┏━━

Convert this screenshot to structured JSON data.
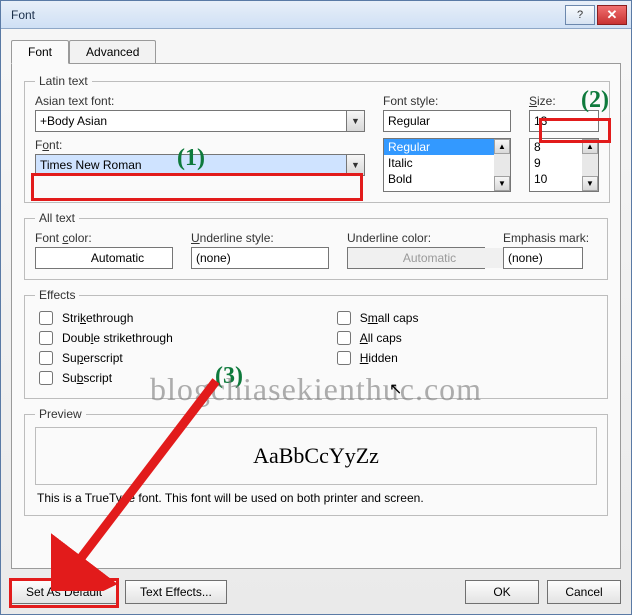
{
  "window": {
    "title": "Font"
  },
  "tabs": {
    "font": "Font",
    "advanced": "Advanced"
  },
  "latin": {
    "legend": "Latin text",
    "asian_label": "Asian text font:",
    "asian_value": "+Body Asian",
    "font_label": "Font:",
    "font_value": "Times New Roman",
    "style_label": "Font style:",
    "style_value": "Regular",
    "style_options": [
      "Regular",
      "Italic",
      "Bold"
    ],
    "size_label": "Size:",
    "size_value": "13",
    "size_options": [
      "8",
      "9",
      "10"
    ]
  },
  "alltext": {
    "legend": "All text",
    "font_color_label": "Font color:",
    "font_color_value": "Automatic",
    "underline_style_label": "Underline style:",
    "underline_style_value": "(none)",
    "underline_color_label": "Underline color:",
    "underline_color_value": "Automatic",
    "emphasis_label": "Emphasis mark:",
    "emphasis_value": "(none)"
  },
  "effects": {
    "legend": "Effects",
    "strike": "Strikethrough",
    "dstrike": "Double strikethrough",
    "superscript": "Superscript",
    "subscript": "Subscript",
    "smallcaps": "Small caps",
    "allcaps": "All caps",
    "hidden": "Hidden"
  },
  "preview": {
    "legend": "Preview",
    "sample": "AaBbCcYyZz",
    "note": "This is a TrueType font. This font will be used on both printer and screen."
  },
  "buttons": {
    "set_default": "Set As Default",
    "text_effects": "Text Effects...",
    "ok": "OK",
    "cancel": "Cancel"
  },
  "annotations": {
    "n1": "(1)",
    "n2": "(2)",
    "n3": "(3)",
    "watermark": "blogchiasekienthuc.com"
  }
}
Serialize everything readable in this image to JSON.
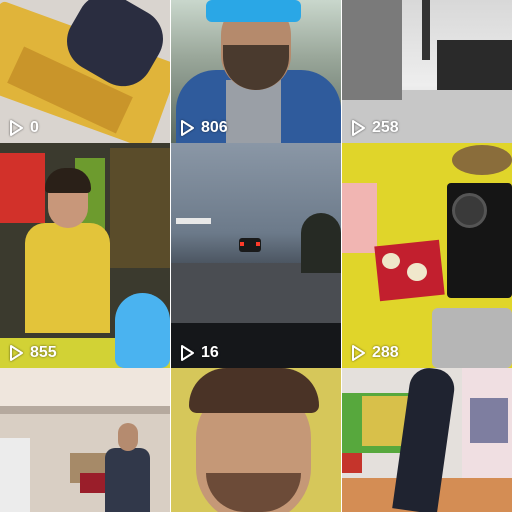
{
  "grid": {
    "tiles": [
      {
        "views": "0"
      },
      {
        "views": "806"
      },
      {
        "views": "258"
      },
      {
        "views": "855"
      },
      {
        "views": "16"
      },
      {
        "views": "288"
      },
      {
        "views": ""
      },
      {
        "views": ""
      },
      {
        "views": ""
      }
    ]
  },
  "icons": {
    "play": "play-icon"
  },
  "colors": {
    "overlay_text": "#ffffff"
  }
}
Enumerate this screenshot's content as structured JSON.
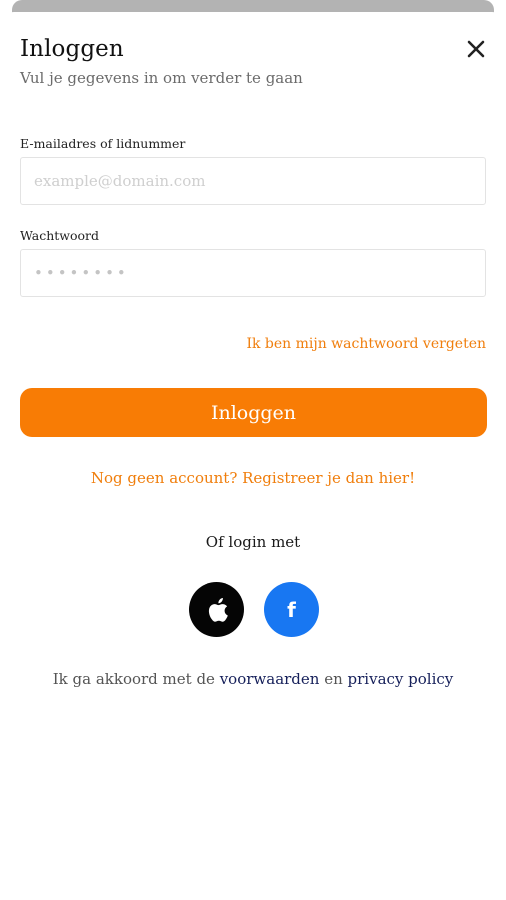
{
  "header": {
    "title": "Inloggen",
    "subtitle": "Vul je gegevens in om verder te gaan",
    "close_icon": "close-icon"
  },
  "form": {
    "email_label": "E-mailadres of lidnummer",
    "email_placeholder": "example@domain.com",
    "email_value": "",
    "password_label": "Wachtwoord",
    "password_placeholder": "••••••••",
    "password_value": "",
    "forgot_link": "Ik ben mijn wachtwoord vergeten",
    "submit_label": "Inloggen"
  },
  "register_link": "Nog geen account? Registreer je dan hier!",
  "social": {
    "heading": "Of login met",
    "apple_icon": "apple-icon",
    "facebook_icon": "facebook-icon"
  },
  "terms": {
    "prefix": "Ik ga akkoord met de ",
    "terms_link": "voorwaarden",
    "connector": " en ",
    "privacy_link": "privacy policy"
  },
  "colors": {
    "accent": "#f87c05",
    "link_orange": "#f07e0c",
    "facebook_blue": "#1877f2",
    "legal_link": "#16205a"
  }
}
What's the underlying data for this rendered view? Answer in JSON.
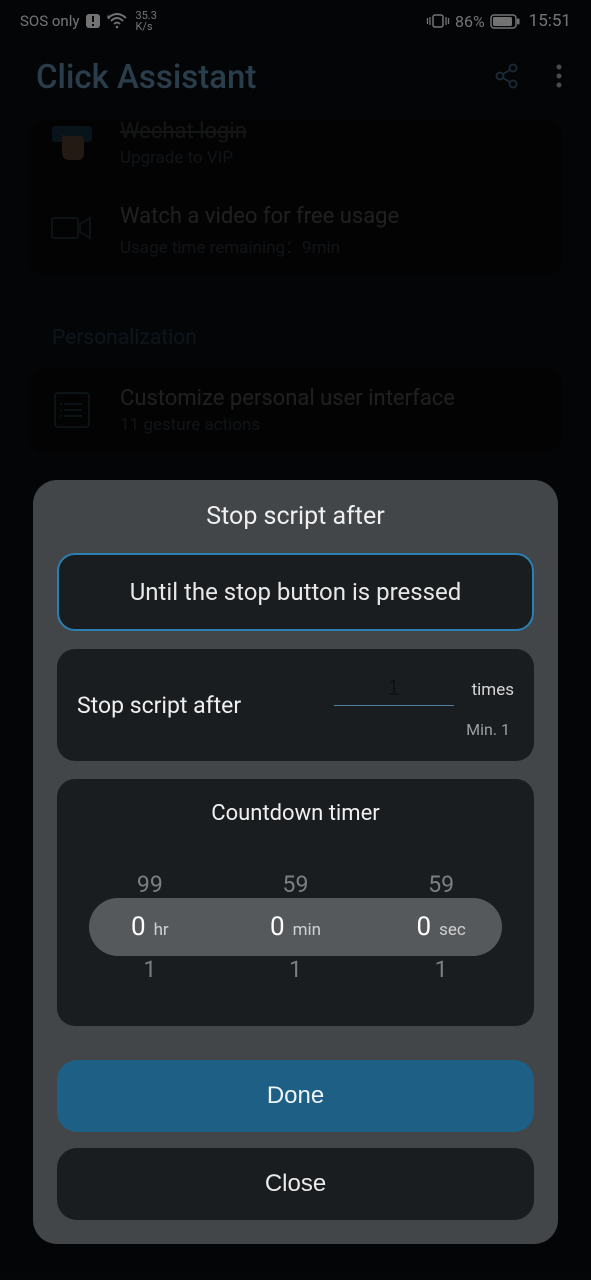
{
  "status": {
    "sos": "SOS only",
    "net_value": "35.3",
    "net_unit": "K/s",
    "battery": "86%",
    "time": "15:51"
  },
  "header": {
    "title": "Click Assistant"
  },
  "bg": {
    "item1_title": "Wechat login",
    "item1_sub": "Upgrade to VIP",
    "item2_title": "Watch a video for free usage",
    "item2_sub": "Usage time remaining：9min",
    "section": "Personalization",
    "item3_title": "Customize personal user interface",
    "item3_sub": "11 gesture actions"
  },
  "dialog": {
    "title": "Stop script after",
    "opt_until": "Until the stop button is pressed",
    "stop_after_label": "Stop script after",
    "times_value": "1",
    "times_unit": "times",
    "min_hint": "Min. 1",
    "countdown_label": "Countdown timer",
    "hr": {
      "above": "99",
      "value": "0",
      "unit": "hr",
      "below": "1"
    },
    "min": {
      "above": "59",
      "value": "0",
      "unit": "min",
      "below": "1"
    },
    "sec": {
      "above": "59",
      "value": "0",
      "unit": "sec",
      "below": "1"
    },
    "done": "Done",
    "close": "Close"
  }
}
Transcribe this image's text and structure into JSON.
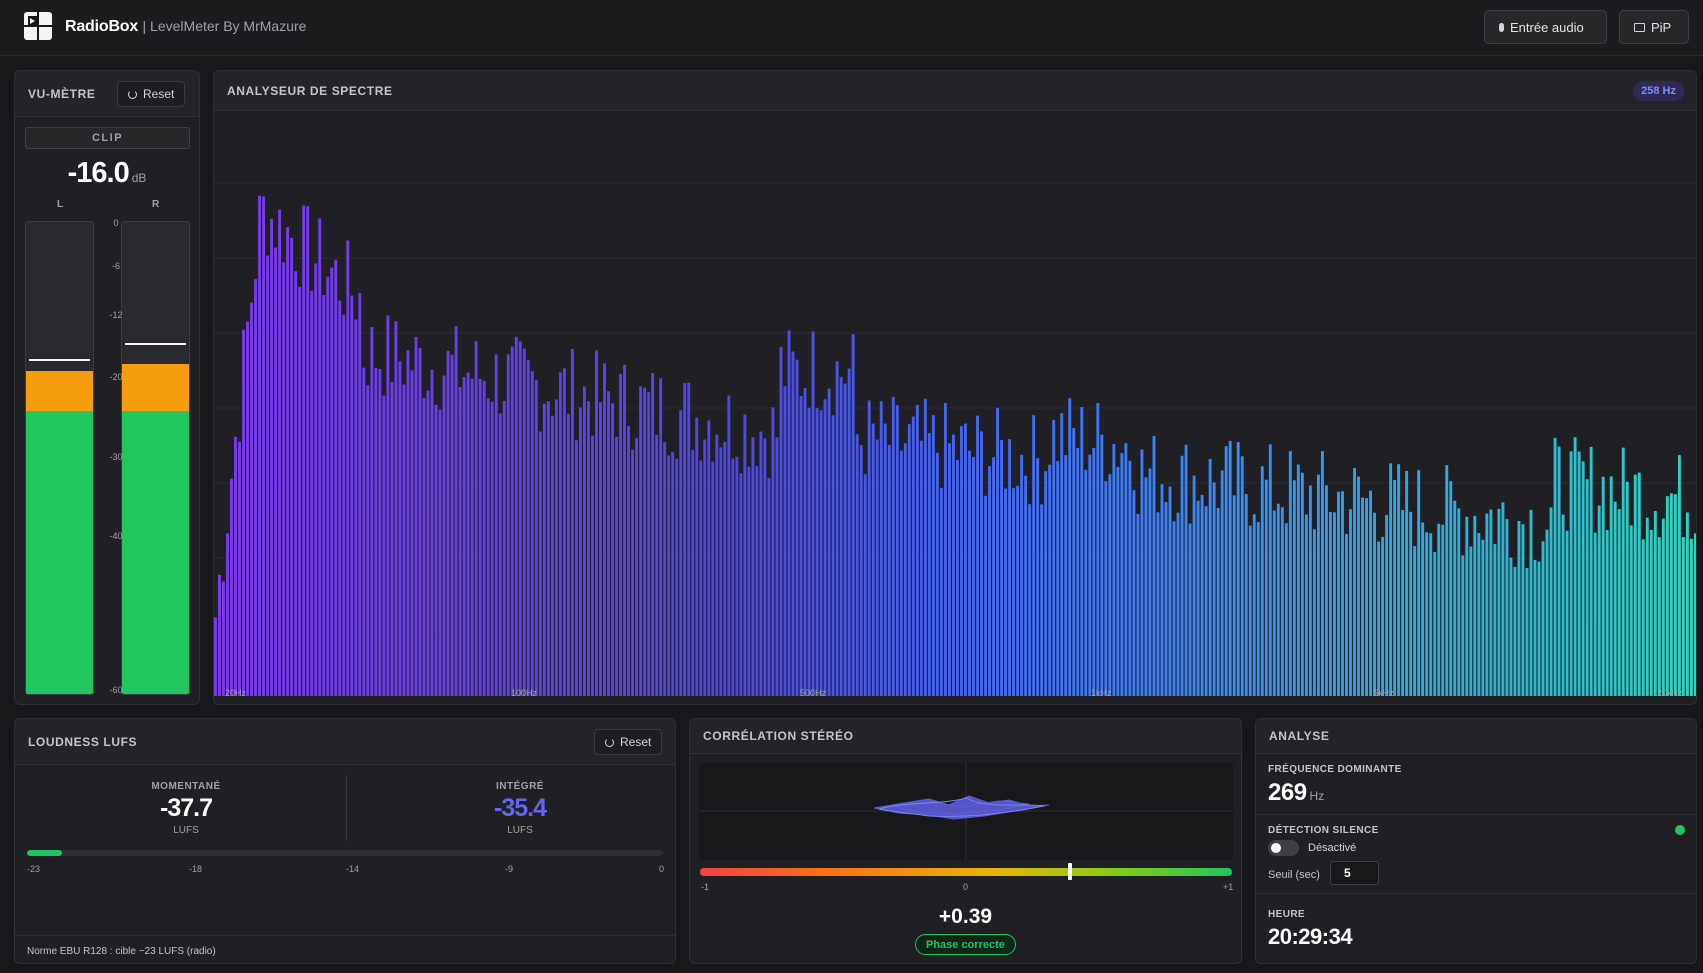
{
  "header": {
    "brand": "RadioBox",
    "subtitle": "| LevelMeter By MrMazure",
    "audio_input_label": "Entrée audio",
    "pip_label": "PiP"
  },
  "vu_meter": {
    "title": "VU-MÈTRE",
    "reset_label": "Reset",
    "clip_label": "CLIP",
    "level_value": "-16.0",
    "level_unit": "dB",
    "left_label": "L",
    "right_label": "R",
    "scale_labels": [
      "0",
      "-6",
      "-12",
      "-20",
      "-30",
      "-40",
      "-60"
    ],
    "left": {
      "green_level": 0.6,
      "orange_level": 0.085,
      "peak_level": 0.705
    },
    "right": {
      "green_level": 0.6,
      "orange_level": 0.1,
      "peak_level": 0.74
    },
    "colors": {
      "green": "#22c55e",
      "orange": "#f59e0b"
    }
  },
  "spectrum": {
    "title": "ANALYSEUR DE SPECTRE",
    "badge": "258 Hz",
    "x_labels": [
      "20Hz",
      "100Hz",
      "500Hz",
      "1kHz",
      "5kHz",
      "20kHz"
    ],
    "gradient": [
      "#7c3aed",
      "#4f46e5",
      "#2dd4bf"
    ]
  },
  "loudness": {
    "title": "LOUDNESS LUFS",
    "reset_label": "Reset",
    "momentary_label": "MOMENTANÉ",
    "momentary_value": "-37.7",
    "momentary_unit": "LUFS",
    "integrated_label": "INTÉGRÉ",
    "integrated_value": "-35.4",
    "integrated_unit": "LUFS",
    "bar_level": 0.055,
    "scale_labels": [
      "-23",
      "-18",
      "-14",
      "-9",
      "0"
    ],
    "footer": "Norme EBU R128 : cible −23 LUFS (radio)",
    "integrated_color": "#6366f1"
  },
  "correlation": {
    "title": "CORRÉLATION STÉRÉO",
    "value": "+0.39",
    "value_num": 0.39,
    "scale_labels": [
      "-1",
      "0",
      "+1"
    ],
    "status": "Phase correcte",
    "status_color": "#22c55e"
  },
  "analysis": {
    "title": "ANALYSE",
    "dominant_label": "FRÉQUENCE DOMINANTE",
    "dominant_value": "269",
    "dominant_unit": "Hz",
    "silence_label": "DÉTECTION SILENCE",
    "silence_state": "Désactivé",
    "threshold_label": "Seuil (sec)",
    "threshold_value": "5",
    "time_label": "HEURE",
    "time_value": "20:29:34"
  }
}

┗━━

* _SHORT TASK_: Transcribe the listing in full. Omit the pictures and keep every line exact.

* _FINAL ANSWER_:
Convert this screenshot to structured JSON data.
{
  "window": {
    "title": "Font"
  },
  "tabs": {
    "font": "Font",
    "advanced": "Advanced"
  },
  "latin": {
    "legend": "Latin text",
    "asian_label": "Asian text font:",
    "asian_value": "+Body Asian",
    "font_label": "Font:",
    "font_value": "Times New Roman",
    "style_label": "Font style:",
    "style_value": "Regular",
    "style_options": [
      "Regular",
      "Italic",
      "Bold"
    ],
    "size_label": "Size:",
    "size_value": "13",
    "size_options": [
      "8",
      "9",
      "10"
    ]
  },
  "alltext": {
    "legend": "All text",
    "font_color_label": "Font color:",
    "font_color_value": "Automatic",
    "underline_style_label": "Underline style:",
    "underline_style_value": "(none)",
    "underline_color_label": "Underline color:",
    "underline_color_value": "Automatic",
    "emphasis_label": "Emphasis mark:",
    "emphasis_value": "(none)"
  },
  "effects": {
    "legend": "Effects",
    "strike": "Strikethrough",
    "dstrike": "Double strikethrough",
    "superscript": "Superscript",
    "subscript": "Subscript",
    "smallcaps": "Small caps",
    "allcaps": "All caps",
    "hidden": "Hidden"
  },
  "preview": {
    "legend": "Preview",
    "sample": "AaBbCcYyZz",
    "note": "This is a TrueType font. This font will be used on both printer and screen."
  },
  "buttons": {
    "set_default": "Set As Default",
    "text_effects": "Text Effects...",
    "ok": "OK",
    "cancel": "Cancel"
  },
  "annotations": {
    "n1": "(1)",
    "n2": "(2)",
    "n3": "(3)",
    "watermark": "blogchiasekienthuc.com"
  }
}
Serialize everything readable in this image to JSON.
{
  "grid": {
    "tiles": [
      {
        "views": "0"
      },
      {
        "views": "806"
      },
      {
        "views": "258"
      },
      {
        "views": "855"
      },
      {
        "views": "16"
      },
      {
        "views": "288"
      },
      {
        "views": ""
      },
      {
        "views": ""
      },
      {
        "views": ""
      }
    ]
  },
  "icons": {
    "play": "play-icon"
  },
  "colors": {
    "overlay_text": "#ffffff"
  }
}
Enumerate this screenshot's content as structured JSON.
{
  "header": {
    "title": "Inloggen",
    "subtitle": "Vul je gegevens in om verder te gaan",
    "close_icon": "close-icon"
  },
  "form": {
    "email_label": "E-mailadres of lidnummer",
    "email_placeholder": "example@domain.com",
    "email_value": "",
    "password_label": "Wachtwoord",
    "password_placeholder": "••••••••",
    "password_value": "",
    "forgot_link": "Ik ben mijn wachtwoord vergeten",
    "submit_label": "Inloggen"
  },
  "register_link": "Nog geen account? Registreer je dan hier!",
  "social": {
    "heading": "Of login met",
    "apple_icon": "apple-icon",
    "facebook_icon": "facebook-icon"
  },
  "terms": {
    "prefix": "Ik ga akkoord met de ",
    "terms_link": "voorwaarden",
    "connector": " en ",
    "privacy_link": "privacy policy"
  },
  "colors": {
    "accent": "#f87c05",
    "link_orange": "#f07e0c",
    "facebook_blue": "#1877f2",
    "legal_link": "#16205a"
  }
}
What's the underlying data for this rendered view? Answer in JSON.
{
  "status": {
    "sos": "SOS only",
    "net_value": "35.3",
    "net_unit": "K/s",
    "battery": "86%",
    "time": "15:51"
  },
  "header": {
    "title": "Click Assistant"
  },
  "bg": {
    "item1_title": "Wechat login",
    "item1_sub": "Upgrade to VIP",
    "item2_title": "Watch a video for free usage",
    "item2_sub": "Usage time remaining：9min",
    "section": "Personalization",
    "item3_title": "Customize personal user interface",
    "item3_sub": "11 gesture actions"
  },
  "dialog": {
    "title": "Stop script after",
    "opt_until": "Until the stop button is pressed",
    "stop_after_label": "Stop script after",
    "times_value": "1",
    "times_unit": "times",
    "min_hint": "Min. 1",
    "countdown_label": "Countdown timer",
    "hr": {
      "above": "99",
      "value": "0",
      "unit": "hr",
      "below": "1"
    },
    "min": {
      "above": "59",
      "value": "0",
      "unit": "min",
      "below": "1"
    },
    "sec": {
      "above": "59",
      "value": "0",
      "unit": "sec",
      "below": "1"
    },
    "done": "Done",
    "close": "Close"
  }
}
Transcribe this image's text and structure into JSON.
{
  "header": {
    "brand": "RadioBox",
    "subtitle": "| LevelMeter By MrMazure",
    "audio_input_label": "Entrée audio",
    "pip_label": "PiP"
  },
  "vu_meter": {
    "title": "VU-MÈTRE",
    "reset_label": "Reset",
    "clip_label": "CLIP",
    "level_value": "-16.0",
    "level_unit": "dB",
    "left_label": "L",
    "right_label": "R",
    "scale_labels": [
      "0",
      "-6",
      "-12",
      "-20",
      "-30",
      "-40",
      "-60"
    ],
    "left": {
      "green_level": 0.6,
      "orange_level": 0.085,
      "peak_level": 0.705
    },
    "right": {
      "green_level": 0.6,
      "orange_level": 0.1,
      "peak_level": 0.74
    },
    "colors": {
      "green": "#22c55e",
      "orange": "#f59e0b"
    }
  },
  "spectrum": {
    "title": "ANALYSEUR DE SPECTRE",
    "badge": "258 Hz",
    "x_labels": [
      "20Hz",
      "100Hz",
      "500Hz",
      "1kHz",
      "5kHz",
      "20kHz"
    ],
    "gradient": [
      "#7c3aed",
      "#4f46e5",
      "#2dd4bf"
    ]
  },
  "loudness": {
    "title": "LOUDNESS LUFS",
    "reset_label": "Reset",
    "momentary_label": "MOMENTANÉ",
    "momentary_value": "-37.7",
    "momentary_unit": "LUFS",
    "integrated_label": "INTÉGRÉ",
    "integrated_value": "-35.4",
    "integrated_unit": "LUFS",
    "bar_level": 0.055,
    "scale_labels": [
      "-23",
      "-18",
      "-14",
      "-9",
      "0"
    ],
    "footer": "Norme EBU R128 : cible −23 LUFS (radio)",
    "integrated_color": "#6366f1"
  },
  "correlation": {
    "title": "CORRÉLATION STÉRÉO",
    "value": "+0.39",
    "value_num": 0.39,
    "scale_labels": [
      "-1",
      "0",
      "+1"
    ],
    "status": "Phase correcte",
    "status_color": "#22c55e"
  },
  "analysis": {
    "title": "ANALYSE",
    "dominant_label": "FRÉQUENCE DOMINANTE",
    "dominant_value": "269",
    "dominant_unit": "Hz",
    "silence_label": "DÉTECTION SILENCE",
    "silence_state": "Désactivé",
    "threshold_label": "Seuil (sec)",
    "threshold_value": "5",
    "time_label": "HEURE",
    "time_value": "20:29:34"
  }
}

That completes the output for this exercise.